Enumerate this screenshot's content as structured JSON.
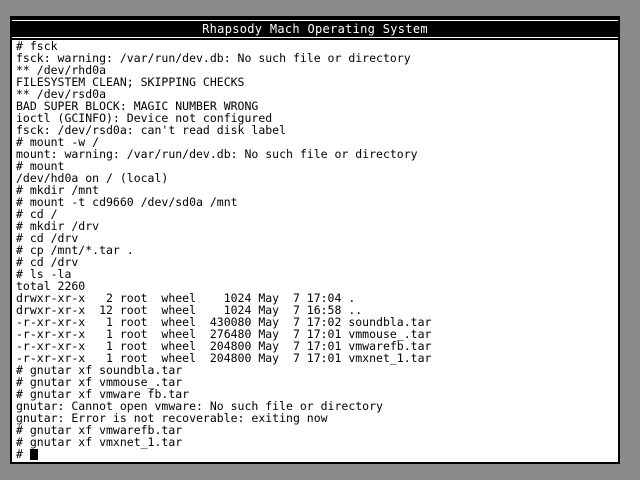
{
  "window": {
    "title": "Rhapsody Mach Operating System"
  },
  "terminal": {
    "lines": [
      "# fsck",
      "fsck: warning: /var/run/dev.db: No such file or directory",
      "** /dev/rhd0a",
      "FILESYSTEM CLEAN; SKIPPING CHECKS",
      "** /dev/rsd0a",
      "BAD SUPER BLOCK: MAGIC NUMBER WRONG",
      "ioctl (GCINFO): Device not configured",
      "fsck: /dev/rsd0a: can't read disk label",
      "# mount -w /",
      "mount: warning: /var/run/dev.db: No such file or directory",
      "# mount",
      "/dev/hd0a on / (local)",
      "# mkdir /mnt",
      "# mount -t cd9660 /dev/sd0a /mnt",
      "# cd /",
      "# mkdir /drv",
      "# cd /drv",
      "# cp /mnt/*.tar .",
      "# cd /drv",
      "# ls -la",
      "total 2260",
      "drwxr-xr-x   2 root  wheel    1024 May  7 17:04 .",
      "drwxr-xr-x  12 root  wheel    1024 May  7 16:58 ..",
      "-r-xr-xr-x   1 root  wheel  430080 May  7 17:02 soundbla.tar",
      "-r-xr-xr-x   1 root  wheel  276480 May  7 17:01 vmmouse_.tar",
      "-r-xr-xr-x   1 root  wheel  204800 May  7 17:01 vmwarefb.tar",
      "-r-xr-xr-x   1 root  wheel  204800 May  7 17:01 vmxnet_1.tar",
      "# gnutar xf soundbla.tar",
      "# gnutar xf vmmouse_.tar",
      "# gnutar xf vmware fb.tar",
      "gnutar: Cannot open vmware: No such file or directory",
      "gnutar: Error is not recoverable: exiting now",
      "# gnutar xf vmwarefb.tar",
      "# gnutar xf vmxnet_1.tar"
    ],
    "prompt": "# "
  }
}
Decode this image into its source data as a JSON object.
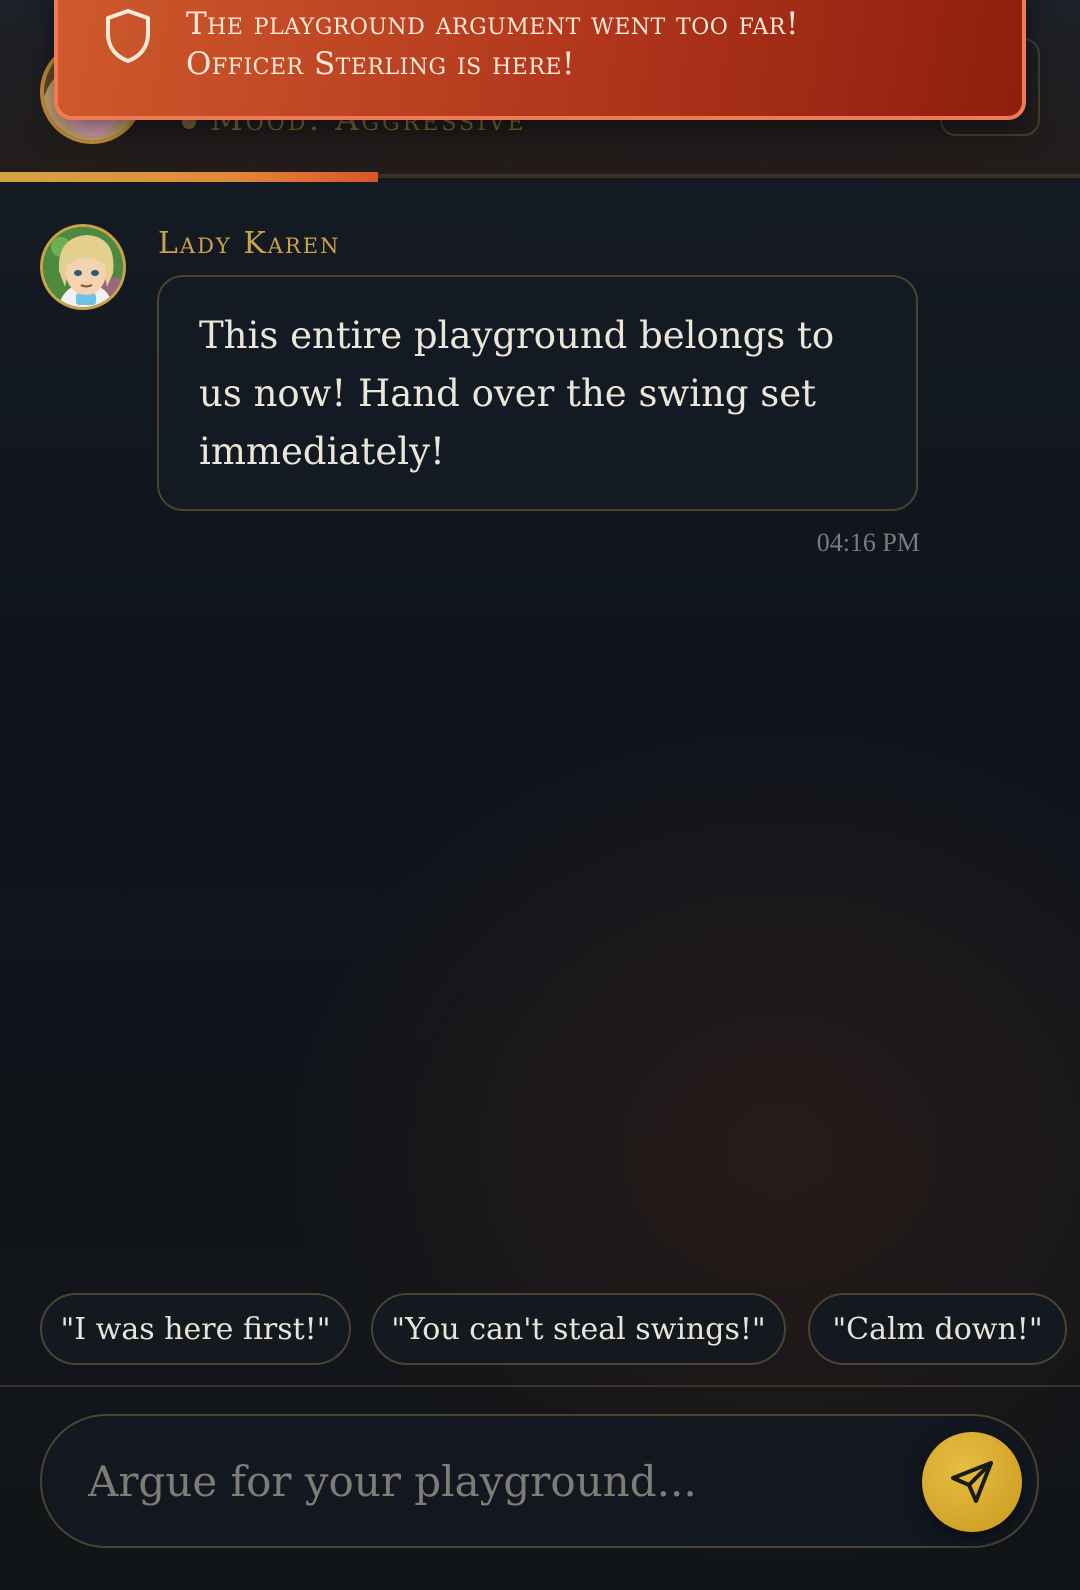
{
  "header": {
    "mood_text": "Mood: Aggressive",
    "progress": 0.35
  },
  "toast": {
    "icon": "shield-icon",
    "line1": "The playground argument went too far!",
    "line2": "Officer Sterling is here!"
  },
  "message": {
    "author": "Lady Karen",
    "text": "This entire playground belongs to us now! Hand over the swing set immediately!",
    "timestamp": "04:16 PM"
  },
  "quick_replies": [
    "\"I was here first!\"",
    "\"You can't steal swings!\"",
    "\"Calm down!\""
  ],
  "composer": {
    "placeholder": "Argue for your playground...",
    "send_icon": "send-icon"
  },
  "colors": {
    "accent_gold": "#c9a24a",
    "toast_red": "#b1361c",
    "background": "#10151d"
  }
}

PROBLEM DETAILS:
Copy the entries exactly. Leave out the images.

SOLUTION BELOW:
Enumerate this screenshot's content as structured JSON.
{
  "window": {
    "title": "Rhapsody Mach Operating System"
  },
  "terminal": {
    "lines": [
      "# fsck",
      "fsck: warning: /var/run/dev.db: No such file or directory",
      "** /dev/rhd0a",
      "FILESYSTEM CLEAN; SKIPPING CHECKS",
      "** /dev/rsd0a",
      "BAD SUPER BLOCK: MAGIC NUMBER WRONG",
      "ioctl (GCINFO): Device not configured",
      "fsck: /dev/rsd0a: can't read disk label",
      "# mount -w /",
      "mount: warning: /var/run/dev.db: No such file or directory",
      "# mount",
      "/dev/hd0a on / (local)",
      "# mkdir /mnt",
      "# mount -t cd9660 /dev/sd0a /mnt",
      "# cd /",
      "# mkdir /drv",
      "# cd /drv",
      "# cp /mnt/*.tar .",
      "# cd /drv",
      "# ls -la",
      "total 2260",
      "drwxr-xr-x   2 root  wheel    1024 May  7 17:04 .",
      "drwxr-xr-x  12 root  wheel    1024 May  7 16:58 ..",
      "-r-xr-xr-x   1 root  wheel  430080 May  7 17:02 soundbla.tar",
      "-r-xr-xr-x   1 root  wheel  276480 May  7 17:01 vmmouse_.tar",
      "-r-xr-xr-x   1 root  wheel  204800 May  7 17:01 vmwarefb.tar",
      "-r-xr-xr-x   1 root  wheel  204800 May  7 17:01 vmxnet_1.tar",
      "# gnutar xf soundbla.tar",
      "# gnutar xf vmmouse_.tar",
      "# gnutar xf vmware fb.tar",
      "gnutar: Cannot open vmware: No such file or directory",
      "gnutar: Error is not recoverable: exiting now",
      "# gnutar xf vmwarefb.tar",
      "# gnutar xf vmxnet_1.tar"
    ],
    "prompt": "# "
  }
}
Decode this image into its source data as a JSON object.
{
  "header": {
    "mood_text": "Mood: Aggressive",
    "progress": 0.35
  },
  "toast": {
    "icon": "shield-icon",
    "line1": "The playground argument went too far!",
    "line2": "Officer Sterling is here!"
  },
  "message": {
    "author": "Lady Karen",
    "text": "This entire playground belongs to us now! Hand over the swing set immediately!",
    "timestamp": "04:16 PM"
  },
  "quick_replies": [
    "\"I was here first!\"",
    "\"You can't steal swings!\"",
    "\"Calm down!\""
  ],
  "composer": {
    "placeholder": "Argue for your playground...",
    "send_icon": "send-icon"
  },
  "colors": {
    "accent_gold": "#c9a24a",
    "toast_red": "#b1361c",
    "background": "#10151d"
  }
}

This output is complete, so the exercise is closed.